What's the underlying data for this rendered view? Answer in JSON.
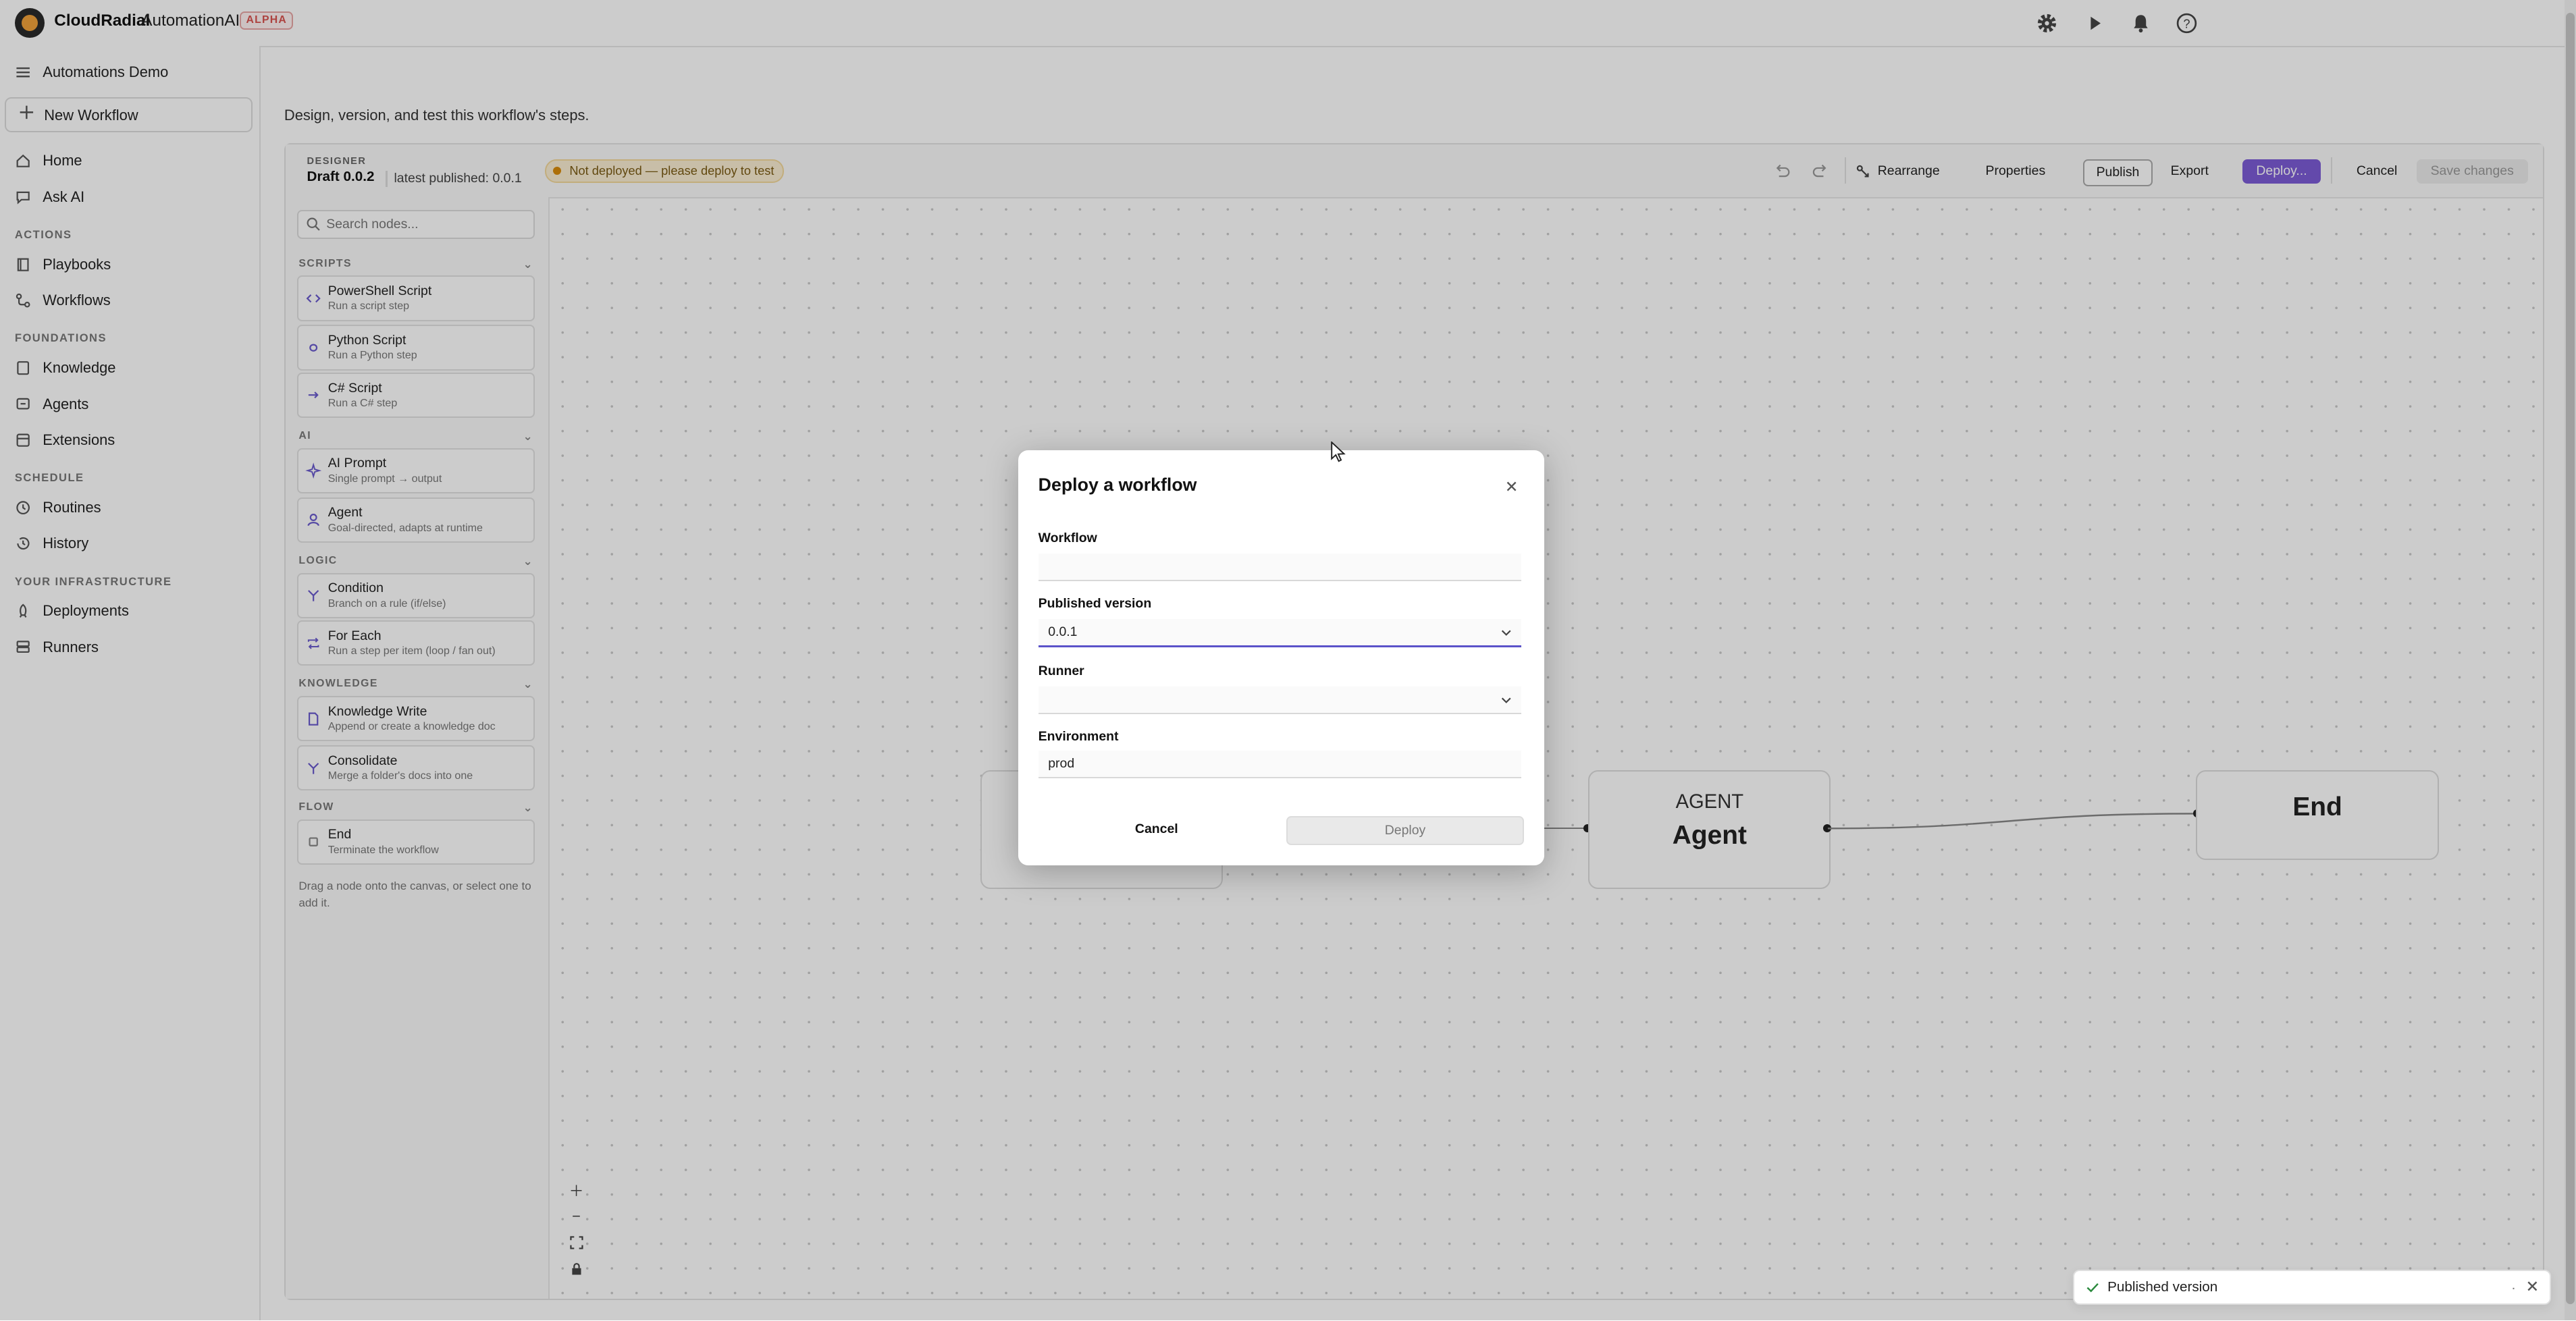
{
  "topbar": {
    "brand": "CloudRadial",
    "product": "AutomationAI",
    "badge": "ALPHA"
  },
  "sidebar": {
    "workspace": "Automations Demo",
    "new_workflow": "New Workflow",
    "items": {
      "home": "Home",
      "ask_ai": "Ask AI",
      "playbooks": "Playbooks",
      "workflows": "Workflows",
      "knowledge": "Knowledge",
      "agents": "Agents",
      "extensions": "Extensions",
      "routines": "Routines",
      "history": "History",
      "deployments": "Deployments",
      "runners": "Runners"
    },
    "sections": {
      "actions": "ACTIONS",
      "foundations": "FOUNDATIONS",
      "schedule": "SCHEDULE",
      "infrastructure": "YOUR INFRASTRUCTURE"
    }
  },
  "main": {
    "subtitle": "Design, version, and test this workflow's steps."
  },
  "designer": {
    "label": "DESIGNER",
    "draft": "Draft 0.0.2",
    "latest": "latest published: 0.0.1",
    "status": "Not deployed — please deploy to test",
    "buttons": {
      "rearrange": "Rearrange",
      "properties": "Properties",
      "publish": "Publish",
      "export": "Export",
      "deploy": "Deploy...",
      "cancel": "Cancel",
      "save": "Save changes"
    }
  },
  "palette": {
    "search_placeholder": "Search nodes...",
    "sections": {
      "scripts": "SCRIPTS",
      "ai": "AI",
      "logic": "LOGIC",
      "knowledge": "KNOWLEDGE",
      "flow": "FLOW"
    },
    "nodes": {
      "powershell": {
        "title": "PowerShell Script",
        "desc": "Run a script step"
      },
      "python": {
        "title": "Python Script",
        "desc": "Run a Python step"
      },
      "csharp": {
        "title": "C# Script",
        "desc": "Run a C# step"
      },
      "ai_prompt": {
        "title": "AI Prompt",
        "desc": "Single prompt → output"
      },
      "agent": {
        "title": "Agent",
        "desc": "Goal-directed, adapts at runtime"
      },
      "condition": {
        "title": "Condition",
        "desc": "Branch on a rule (if/else)"
      },
      "for_each": {
        "title": "For Each",
        "desc": "Run a step per item (loop / fan out)"
      },
      "knowledge_write": {
        "title": "Knowledge Write",
        "desc": "Append or create a knowledge doc"
      },
      "consolidate": {
        "title": "Consolidate",
        "desc": "Merge a folder's docs into one"
      },
      "end": {
        "title": "End",
        "desc": "Terminate the workflow"
      }
    },
    "hint": "Drag a node onto the canvas, or select one to add it."
  },
  "canvas": {
    "agent_node": {
      "kind": "AGENT",
      "title": "Agent"
    },
    "end_node": {
      "title": "End"
    }
  },
  "modal": {
    "title": "Deploy a workflow",
    "workflow_label": "Workflow",
    "workflow_value": "",
    "version_label": "Published version",
    "version_value": "0.0.1",
    "runner_label": "Runner",
    "runner_value": "",
    "env_label": "Environment",
    "env_value": "prod",
    "cancel": "Cancel",
    "deploy": "Deploy"
  },
  "toast": {
    "message": "Published version",
    "extra": "."
  },
  "colors": {
    "accent": "#7c5cd6",
    "status_bg": "#fbeed2",
    "status_dot": "#d98b0b",
    "focus_border": "#5b53c9"
  }
}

Work to complete ▸ Reproduce every entry word for word, but skip any pictures.

Full output ▸
What's the underlying data for this rendered view? Answer in JSON.
{
  "topbar": {
    "brand": "CloudRadial",
    "product": "AutomationAI",
    "badge": "ALPHA"
  },
  "sidebar": {
    "workspace": "Automations Demo",
    "new_workflow": "New Workflow",
    "items": {
      "home": "Home",
      "ask_ai": "Ask AI",
      "playbooks": "Playbooks",
      "workflows": "Workflows",
      "knowledge": "Knowledge",
      "agents": "Agents",
      "extensions": "Extensions",
      "routines": "Routines",
      "history": "History",
      "deployments": "Deployments",
      "runners": "Runners"
    },
    "sections": {
      "actions": "ACTIONS",
      "foundations": "FOUNDATIONS",
      "schedule": "SCHEDULE",
      "infrastructure": "YOUR INFRASTRUCTURE"
    }
  },
  "main": {
    "subtitle": "Design, version, and test this workflow's steps."
  },
  "designer": {
    "label": "DESIGNER",
    "draft": "Draft 0.0.2",
    "latest": "latest published: 0.0.1",
    "status": "Not deployed — please deploy to test",
    "buttons": {
      "rearrange": "Rearrange",
      "properties": "Properties",
      "publish": "Publish",
      "export": "Export",
      "deploy": "Deploy...",
      "cancel": "Cancel",
      "save": "Save changes"
    }
  },
  "palette": {
    "search_placeholder": "Search nodes...",
    "sections": {
      "scripts": "SCRIPTS",
      "ai": "AI",
      "logic": "LOGIC",
      "knowledge": "KNOWLEDGE",
      "flow": "FLOW"
    },
    "nodes": {
      "powershell": {
        "title": "PowerShell Script",
        "desc": "Run a script step"
      },
      "python": {
        "title": "Python Script",
        "desc": "Run a Python step"
      },
      "csharp": {
        "title": "C# Script",
        "desc": "Run a C# step"
      },
      "ai_prompt": {
        "title": "AI Prompt",
        "desc": "Single prompt → output"
      },
      "agent": {
        "title": "Agent",
        "desc": "Goal-directed, adapts at runtime"
      },
      "condition": {
        "title": "Condition",
        "desc": "Branch on a rule (if/else)"
      },
      "for_each": {
        "title": "For Each",
        "desc": "Run a step per item (loop / fan out)"
      },
      "knowledge_write": {
        "title": "Knowledge Write",
        "desc": "Append or create a knowledge doc"
      },
      "consolidate": {
        "title": "Consolidate",
        "desc": "Merge a folder's docs into one"
      },
      "end": {
        "title": "End",
        "desc": "Terminate the workflow"
      }
    },
    "hint": "Drag a node onto the canvas, or select one to add it."
  },
  "canvas": {
    "agent_node": {
      "kind": "AGENT",
      "title": "Agent"
    },
    "end_node": {
      "title": "End"
    }
  },
  "modal": {
    "title": "Deploy a workflow",
    "workflow_label": "Workflow",
    "workflow_value": "",
    "version_label": "Published version",
    "version_value": "0.0.1",
    "runner_label": "Runner",
    "runner_value": "",
    "env_label": "Environment",
    "env_value": "prod",
    "cancel": "Cancel",
    "deploy": "Deploy"
  },
  "toast": {
    "message": "Published version",
    "extra": "."
  },
  "colors": {
    "accent": "#7c5cd6",
    "status_bg": "#fbeed2",
    "status_dot": "#d98b0b",
    "focus_border": "#5b53c9"
  }
}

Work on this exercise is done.